EXERCISE DESCRIPTION: All lines in which the word "title" occurs are to be extracted.

Stored data entries:

-------------------------

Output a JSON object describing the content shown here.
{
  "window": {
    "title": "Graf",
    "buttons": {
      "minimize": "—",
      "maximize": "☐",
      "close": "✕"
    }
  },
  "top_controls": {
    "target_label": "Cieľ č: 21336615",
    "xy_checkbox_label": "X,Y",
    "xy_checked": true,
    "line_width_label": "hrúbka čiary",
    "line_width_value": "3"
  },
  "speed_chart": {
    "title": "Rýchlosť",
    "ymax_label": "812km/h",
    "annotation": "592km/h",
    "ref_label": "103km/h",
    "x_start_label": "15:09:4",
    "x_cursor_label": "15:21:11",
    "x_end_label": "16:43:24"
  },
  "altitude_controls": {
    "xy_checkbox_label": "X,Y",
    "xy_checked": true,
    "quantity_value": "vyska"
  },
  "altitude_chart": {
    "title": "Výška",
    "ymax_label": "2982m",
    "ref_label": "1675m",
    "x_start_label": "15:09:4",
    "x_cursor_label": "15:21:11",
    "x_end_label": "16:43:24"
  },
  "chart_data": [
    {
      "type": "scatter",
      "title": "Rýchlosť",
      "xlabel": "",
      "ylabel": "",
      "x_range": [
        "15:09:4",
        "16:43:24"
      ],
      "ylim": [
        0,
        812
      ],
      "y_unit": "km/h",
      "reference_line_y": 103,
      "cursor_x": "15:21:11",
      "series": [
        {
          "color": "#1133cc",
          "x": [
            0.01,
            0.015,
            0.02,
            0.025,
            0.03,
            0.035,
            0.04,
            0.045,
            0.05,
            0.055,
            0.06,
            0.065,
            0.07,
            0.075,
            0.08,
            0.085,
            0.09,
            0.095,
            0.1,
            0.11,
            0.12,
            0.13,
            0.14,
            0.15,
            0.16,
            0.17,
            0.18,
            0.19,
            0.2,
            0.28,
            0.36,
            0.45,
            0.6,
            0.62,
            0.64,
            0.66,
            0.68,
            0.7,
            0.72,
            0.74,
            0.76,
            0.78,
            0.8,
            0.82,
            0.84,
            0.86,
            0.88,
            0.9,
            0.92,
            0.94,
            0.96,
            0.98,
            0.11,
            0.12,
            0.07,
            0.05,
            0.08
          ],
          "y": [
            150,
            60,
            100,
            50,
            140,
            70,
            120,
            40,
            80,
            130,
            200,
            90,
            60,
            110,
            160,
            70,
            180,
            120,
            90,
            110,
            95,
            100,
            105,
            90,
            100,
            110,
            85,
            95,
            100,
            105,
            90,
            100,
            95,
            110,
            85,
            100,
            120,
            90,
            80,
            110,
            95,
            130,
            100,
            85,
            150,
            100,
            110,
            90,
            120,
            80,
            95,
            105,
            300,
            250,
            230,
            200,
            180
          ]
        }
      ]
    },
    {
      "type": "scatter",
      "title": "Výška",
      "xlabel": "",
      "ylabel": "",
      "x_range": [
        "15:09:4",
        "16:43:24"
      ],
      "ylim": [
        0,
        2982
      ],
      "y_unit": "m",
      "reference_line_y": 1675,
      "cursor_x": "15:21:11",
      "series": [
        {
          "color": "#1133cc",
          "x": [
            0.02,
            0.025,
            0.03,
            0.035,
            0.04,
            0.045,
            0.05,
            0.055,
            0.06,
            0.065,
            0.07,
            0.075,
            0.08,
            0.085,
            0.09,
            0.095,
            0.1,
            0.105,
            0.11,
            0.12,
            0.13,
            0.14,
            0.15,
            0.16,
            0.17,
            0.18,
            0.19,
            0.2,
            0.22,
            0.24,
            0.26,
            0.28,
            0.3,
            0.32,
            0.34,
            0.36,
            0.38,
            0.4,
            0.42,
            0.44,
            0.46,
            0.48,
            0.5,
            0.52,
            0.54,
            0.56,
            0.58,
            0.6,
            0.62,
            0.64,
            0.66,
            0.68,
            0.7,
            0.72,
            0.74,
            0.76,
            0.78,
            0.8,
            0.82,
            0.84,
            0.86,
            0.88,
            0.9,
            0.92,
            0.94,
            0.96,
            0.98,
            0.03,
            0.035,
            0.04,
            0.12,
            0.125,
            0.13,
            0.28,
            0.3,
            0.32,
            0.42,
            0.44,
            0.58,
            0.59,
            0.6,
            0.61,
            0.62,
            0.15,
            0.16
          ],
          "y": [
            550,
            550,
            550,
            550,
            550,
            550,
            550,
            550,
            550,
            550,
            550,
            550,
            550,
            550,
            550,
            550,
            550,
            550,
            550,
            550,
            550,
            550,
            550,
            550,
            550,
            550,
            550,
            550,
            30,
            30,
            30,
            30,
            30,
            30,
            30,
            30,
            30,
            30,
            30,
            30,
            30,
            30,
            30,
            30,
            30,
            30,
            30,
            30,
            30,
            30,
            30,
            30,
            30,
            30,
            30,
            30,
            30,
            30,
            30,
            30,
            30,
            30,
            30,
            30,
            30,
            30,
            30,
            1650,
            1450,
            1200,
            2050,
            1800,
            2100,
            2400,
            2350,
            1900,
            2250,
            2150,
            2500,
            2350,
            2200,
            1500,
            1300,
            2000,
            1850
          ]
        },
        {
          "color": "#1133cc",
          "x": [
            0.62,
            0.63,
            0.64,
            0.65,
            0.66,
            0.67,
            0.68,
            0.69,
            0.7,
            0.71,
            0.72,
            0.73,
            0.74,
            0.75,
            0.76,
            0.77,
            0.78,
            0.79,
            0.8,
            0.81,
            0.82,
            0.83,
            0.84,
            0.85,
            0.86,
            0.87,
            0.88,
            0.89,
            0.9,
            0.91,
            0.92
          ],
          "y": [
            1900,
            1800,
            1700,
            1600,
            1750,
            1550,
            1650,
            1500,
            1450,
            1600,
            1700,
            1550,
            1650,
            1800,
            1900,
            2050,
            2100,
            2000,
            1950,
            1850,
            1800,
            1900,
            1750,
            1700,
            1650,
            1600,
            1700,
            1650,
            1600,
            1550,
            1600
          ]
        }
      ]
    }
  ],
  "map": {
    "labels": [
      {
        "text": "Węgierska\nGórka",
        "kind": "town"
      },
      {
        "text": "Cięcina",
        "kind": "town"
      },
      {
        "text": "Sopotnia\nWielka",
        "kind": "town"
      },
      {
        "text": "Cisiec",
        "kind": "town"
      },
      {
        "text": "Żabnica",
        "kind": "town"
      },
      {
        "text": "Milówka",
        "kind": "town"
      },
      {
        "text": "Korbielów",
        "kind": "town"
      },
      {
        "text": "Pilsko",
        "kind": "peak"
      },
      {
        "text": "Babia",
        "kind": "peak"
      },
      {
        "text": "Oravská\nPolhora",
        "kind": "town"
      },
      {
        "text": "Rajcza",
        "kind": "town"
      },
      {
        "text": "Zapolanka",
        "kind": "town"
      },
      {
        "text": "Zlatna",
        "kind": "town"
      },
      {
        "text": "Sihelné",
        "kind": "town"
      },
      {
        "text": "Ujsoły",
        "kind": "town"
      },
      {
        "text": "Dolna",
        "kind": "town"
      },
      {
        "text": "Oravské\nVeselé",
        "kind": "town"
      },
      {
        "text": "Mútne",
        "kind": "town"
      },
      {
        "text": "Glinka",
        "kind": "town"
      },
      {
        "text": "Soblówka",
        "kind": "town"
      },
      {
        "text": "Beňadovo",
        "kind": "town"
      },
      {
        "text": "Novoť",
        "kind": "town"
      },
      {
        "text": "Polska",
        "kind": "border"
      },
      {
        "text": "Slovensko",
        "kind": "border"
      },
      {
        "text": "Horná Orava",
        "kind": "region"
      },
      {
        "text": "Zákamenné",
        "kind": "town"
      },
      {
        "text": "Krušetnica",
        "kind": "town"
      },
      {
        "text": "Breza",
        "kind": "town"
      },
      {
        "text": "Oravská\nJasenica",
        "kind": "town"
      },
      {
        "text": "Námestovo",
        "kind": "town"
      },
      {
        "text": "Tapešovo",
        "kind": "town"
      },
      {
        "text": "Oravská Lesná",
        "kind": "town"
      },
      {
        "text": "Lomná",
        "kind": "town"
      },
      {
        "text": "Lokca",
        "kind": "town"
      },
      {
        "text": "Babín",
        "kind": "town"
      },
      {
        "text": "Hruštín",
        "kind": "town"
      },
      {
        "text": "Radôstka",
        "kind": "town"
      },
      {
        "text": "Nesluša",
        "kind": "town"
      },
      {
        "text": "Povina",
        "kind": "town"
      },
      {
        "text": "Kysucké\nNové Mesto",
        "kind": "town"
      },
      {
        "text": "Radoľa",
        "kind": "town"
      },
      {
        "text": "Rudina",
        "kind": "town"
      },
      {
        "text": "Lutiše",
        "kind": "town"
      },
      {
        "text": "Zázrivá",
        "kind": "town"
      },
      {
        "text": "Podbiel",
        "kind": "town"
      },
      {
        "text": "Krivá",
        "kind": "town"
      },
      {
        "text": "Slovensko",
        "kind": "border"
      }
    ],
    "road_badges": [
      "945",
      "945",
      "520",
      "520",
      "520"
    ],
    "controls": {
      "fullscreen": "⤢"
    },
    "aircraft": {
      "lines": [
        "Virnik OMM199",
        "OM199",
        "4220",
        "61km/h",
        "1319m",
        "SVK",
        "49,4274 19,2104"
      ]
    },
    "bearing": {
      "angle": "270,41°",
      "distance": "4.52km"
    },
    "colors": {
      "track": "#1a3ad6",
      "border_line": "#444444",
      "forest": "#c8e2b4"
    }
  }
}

-------------------------

SOLUTION TO THIS PROBLEM:
    "title": "Graf",
    "title": "Rýchlosť",
    "title": "Výška",
      "title": "Rýchlosť",
      "title": "Výška",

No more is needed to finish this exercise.